ВЫБРАННЫЙ ОТРЫВОК:
::::::

Простолюдин, водопроводчик Ризо, трагическую историю которого мы расскажем позднее и более подробным образом, опередил буржуазию и аристократию, подняв знамя восстания в монастыре Ла Ганча.
Криспи — я называю вам сейчас имя одного из умнейших людей в Королевстве обеих Сицилий, — изгнанный оттуда после событий 1849 года и обретавшийся последовательно во Франции, Англии и Пьемонте, оказался в Генуе, когда туда пришла упомянутая выше телеграмма. Незадолго до этого он вернулся из своей второй поездки по Сицилии, которую он посетил с целью прощупать тамошнее общественное мнение и подготовить там революцию. Во время двух этих поездок, с риском быть расстрелянным или, хуже того, повешенным, он с фальшивыми паспортами объездил всю Сицилию вдоль и поперек: в первый раз под именем Мануэля Пареды, во второй — под именем Тоби Гливана; в ходе этих странствий он раздувал еще не угасшие искры грандиозного пожара 1848 и 1849 годов.
О восстании в Палермо он узнал одновременно со всеми. Он бросился к Бертани и застал у него Биксио.
Мы только что назвали имена двух других апостолов Гарибальди.
За два месяца до того Криспи и Розолино Пило — последний больше, чем апостол, это мученик — добились от Гарибальди обещания, что, как только на Сицилии разразится революция, он встанет во главе революционного движения.
Поговорив около часа с Бертани, Криспи и Розолино Пило отправились в Турин, где, как им было известно, находился в то время Гарибальди.
Шестого апреля, в восемь часов вечера, друзья явились в гостиницу «Великобритания», но, как выяснилось, генерал съехал оттуда и поселился в частном доме на улице Святой Терезы, № 57.
Биксио и Криспи немедленно отправились на улицу Святой Терезы. Но, вопреки свойственной генералу привычке ложиться спать очень рано, его не оказалось на месте. В доме был лишь Фрошанти; Биксио остался с ним, тогда как Криспи пустился на поиски генерала.

::::::

Записи:
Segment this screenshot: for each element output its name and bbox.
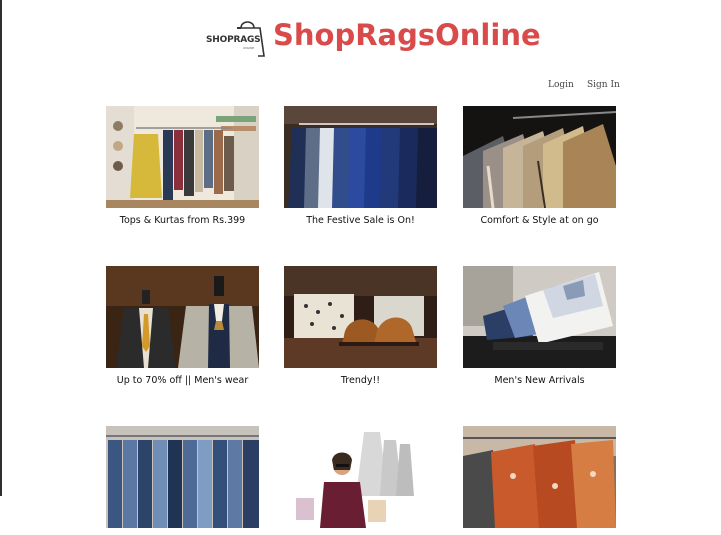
product-image-trendy[interactable] [284,266,437,368]
product-card[interactable]: Men's New Arrivals [463,266,616,386]
product-image-tops-kurtas[interactable] [106,106,259,208]
product-caption: Tops & Kurtas from Rs.399 [119,215,246,226]
product-image-comfort-style[interactable] [463,106,616,208]
product-card[interactable] [463,426,616,535]
product-image-mens-new-arrivals[interactable] [463,266,616,368]
login-link[interactable]: Login [548,80,574,90]
product-card[interactable]: Tops & Kurtas from Rs.399 [106,106,259,226]
product-caption: Trendy!! [340,375,381,386]
window-left-border [0,0,2,496]
product-card[interactable]: Trendy!! [284,266,437,386]
product-caption: Men's New Arrivals [494,375,585,386]
product-caption: Comfort & Style at on go [480,215,599,226]
product-image-jeans[interactable] [106,426,259,528]
site-title[interactable]: ShopRagsOnline [273,18,541,52]
product-card[interactable]: Comfort & Style at on go [463,106,616,226]
product-image-mens-wear-sale[interactable] [106,266,259,368]
product-image-shirts[interactable] [463,426,616,528]
product-card[interactable] [106,426,259,535]
product-caption: Up to 70% off || Men's wear [116,375,249,386]
product-image-festive-sale[interactable] [284,106,437,208]
product-image-shopping-woman[interactable] [284,426,437,528]
product-card[interactable]: Up to 70% off || Men's wear [106,266,259,386]
product-card[interactable]: The Festive Sale is On! [284,106,437,226]
signin-link[interactable]: Sign In [587,80,620,90]
logo-wordmark: SHOPRAGS [206,35,261,45]
site-header: SHOPRAGS ONLINE ShopRagsOnline [0,0,721,70]
product-card[interactable] [284,426,437,535]
product-caption: The Festive Sale is On! [306,215,415,226]
logo-subtext: ONLINE [243,46,255,50]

::::::

УСЛОВИЕ ЗАДАНИЯ:
Замените «Розолино Пило» на «Пило» в той части отрывка, которая начинается со слов «За два месяца» и заканчивается словами «Терезы, № 57.», и приведите эту часть целиком. Опирайтесь только на отрывок.

РЕШЕНИЕ ЗАДАЧИ:
За два месяца до того Криспи и Пило — последний больше, чем апостол, это мученик — добились от Гарибальди обещания, что, как только на Сицилии разразится революция, он встанет во главе революционного движения.
Поговорив около часа с Бертани, Криспи и Пило отправились в Турин, где, как им было известно, находился в то время Гарибальди.
Шестого апреля, в восемь часов вечера, друзья явились в гостиницу «Великобритания», но, как выяснилось, генерал съехал оттуда и поселился в частном доме на улице Святой Терезы, № 57.